:: Your objective ::
Repeat, exactly and completely, the entries shown underneath.

:: Data provided ::
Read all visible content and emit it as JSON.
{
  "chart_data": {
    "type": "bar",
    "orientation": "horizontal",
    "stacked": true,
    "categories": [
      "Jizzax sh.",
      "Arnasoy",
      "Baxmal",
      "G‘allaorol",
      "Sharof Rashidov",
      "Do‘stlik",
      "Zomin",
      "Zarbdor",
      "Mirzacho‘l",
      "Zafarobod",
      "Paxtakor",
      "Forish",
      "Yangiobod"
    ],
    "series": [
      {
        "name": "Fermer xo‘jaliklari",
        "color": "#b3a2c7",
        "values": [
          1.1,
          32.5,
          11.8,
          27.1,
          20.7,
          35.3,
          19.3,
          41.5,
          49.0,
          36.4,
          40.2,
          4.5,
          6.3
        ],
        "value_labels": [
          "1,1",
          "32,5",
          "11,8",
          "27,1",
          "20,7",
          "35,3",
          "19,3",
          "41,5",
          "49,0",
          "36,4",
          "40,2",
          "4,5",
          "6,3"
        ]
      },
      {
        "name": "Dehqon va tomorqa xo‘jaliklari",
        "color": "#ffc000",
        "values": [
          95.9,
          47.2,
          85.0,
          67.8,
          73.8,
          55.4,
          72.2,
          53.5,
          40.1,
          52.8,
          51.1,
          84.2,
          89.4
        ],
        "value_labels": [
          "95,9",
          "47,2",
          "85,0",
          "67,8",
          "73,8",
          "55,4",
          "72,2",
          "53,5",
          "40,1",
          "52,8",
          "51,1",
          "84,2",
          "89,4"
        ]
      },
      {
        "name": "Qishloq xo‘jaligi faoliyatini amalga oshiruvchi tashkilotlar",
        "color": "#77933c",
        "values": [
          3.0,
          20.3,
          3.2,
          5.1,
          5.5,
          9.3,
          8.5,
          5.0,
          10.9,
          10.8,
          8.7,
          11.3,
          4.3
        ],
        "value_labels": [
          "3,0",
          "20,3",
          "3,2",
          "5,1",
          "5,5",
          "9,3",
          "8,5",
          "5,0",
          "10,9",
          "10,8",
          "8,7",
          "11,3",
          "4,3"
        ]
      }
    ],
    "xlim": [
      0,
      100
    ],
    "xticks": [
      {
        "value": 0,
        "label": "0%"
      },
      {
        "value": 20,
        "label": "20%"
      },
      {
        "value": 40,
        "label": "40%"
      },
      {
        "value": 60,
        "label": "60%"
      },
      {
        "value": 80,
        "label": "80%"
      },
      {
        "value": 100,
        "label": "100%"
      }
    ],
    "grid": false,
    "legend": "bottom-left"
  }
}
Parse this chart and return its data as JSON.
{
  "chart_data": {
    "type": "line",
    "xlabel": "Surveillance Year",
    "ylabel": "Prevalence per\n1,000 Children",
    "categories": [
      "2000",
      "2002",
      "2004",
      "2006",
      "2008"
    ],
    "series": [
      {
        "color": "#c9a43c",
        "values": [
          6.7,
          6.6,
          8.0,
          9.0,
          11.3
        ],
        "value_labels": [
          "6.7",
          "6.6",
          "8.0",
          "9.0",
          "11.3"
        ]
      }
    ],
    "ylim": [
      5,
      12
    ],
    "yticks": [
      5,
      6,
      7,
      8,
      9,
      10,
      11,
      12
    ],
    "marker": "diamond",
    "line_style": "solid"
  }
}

:: Result of the task ::
Read all visible content and emit it as JSON.
{
  "chart_data": {
    "type": "bar",
    "orientation": "horizontal",
    "stacked": true,
    "categories": [
      "Jizzax sh.",
      "Arnasoy",
      "Baxmal",
      "G‘allaorol",
      "Sharof Rashidov",
      "Do‘stlik",
      "Zomin",
      "Zarbdor",
      "Mirzacho‘l",
      "Zafarobod",
      "Paxtakor",
      "Forish",
      "Yangiobod"
    ],
    "series": [
      {
        "name": "Fermer xo‘jaliklari",
        "color": "#b3a2c7",
        "values": [
          1.1,
          32.5,
          11.8,
          27.1,
          20.7,
          35.3,
          19.3,
          41.5,
          49.0,
          36.4,
          40.2,
          4.5,
          6.3
        ],
        "value_labels": [
          "1,1",
          "32,5",
          "11,8",
          "27,1",
          "20,7",
          "35,3",
          "19,3",
          "41,5",
          "49,0",
          "36,4",
          "40,2",
          "4,5",
          "6,3"
        ]
      },
      {
        "name": "Dehqon va tomorqa xo‘jaliklari",
        "color": "#ffc000",
        "values": [
          95.9,
          47.2,
          85.0,
          67.8,
          73.8,
          55.4,
          72.2,
          53.5,
          40.1,
          52.8,
          51.1,
          84.2,
          89.4
        ],
        "value_labels": [
          "95,9",
          "47,2",
          "85,0",
          "67,8",
          "73,8",
          "55,4",
          "72,2",
          "53,5",
          "40,1",
          "52,8",
          "51,1",
          "84,2",
          "89,4"
        ]
      },
      {
        "name": "Qishloq xo‘jaligi faoliyatini amalga oshiruvchi tashkilotlar",
        "color": "#77933c",
        "values": [
          3.0,
          20.3,
          3.2,
          5.1,
          5.5,
          9.3,
          8.5,
          5.0,
          10.9,
          10.8,
          8.7,
          11.3,
          4.3
        ],
        "value_labels": [
          "3,0",
          "20,3",
          "3,2",
          "5,1",
          "5,5",
          "9,3",
          "8,5",
          "5,0",
          "10,9",
          "10,8",
          "8,7",
          "11,3",
          "4,3"
        ]
      }
    ],
    "xlim": [
      0,
      100
    ],
    "xticks": [
      {
        "value": 0,
        "label": "0%"
      },
      {
        "value": 20,
        "label": "20%"
      },
      {
        "value": 40,
        "label": "40%"
      },
      {
        "value": 60,
        "label": "60%"
      },
      {
        "value": 80,
        "label": "80%"
      },
      {
        "value": 100,
        "label": "100%"
      }
    ],
    "grid": false,
    "legend": "bottom-left"
  }
}
Parse this chart and return its data as JSON.
{
  "chart_data": {
    "type": "line",
    "xlabel": "Surveillance Year",
    "ylabel": "Prevalence per\n1,000 Children",
    "categories": [
      "2000",
      "2002",
      "2004",
      "2006",
      "2008"
    ],
    "series": [
      {
        "color": "#c9a43c",
        "values": [
          6.7,
          6.6,
          8.0,
          9.0,
          11.3
        ],
        "value_labels": [
          "6.7",
          "6.6",
          "8.0",
          "9.0",
          "11.3"
        ]
      }
    ],
    "ylim": [
      5,
      12
    ],
    "yticks": [
      5,
      6,
      7,
      8,
      9,
      10,
      11,
      12
    ],
    "marker": "diamond",
    "line_style": "solid"
  }
}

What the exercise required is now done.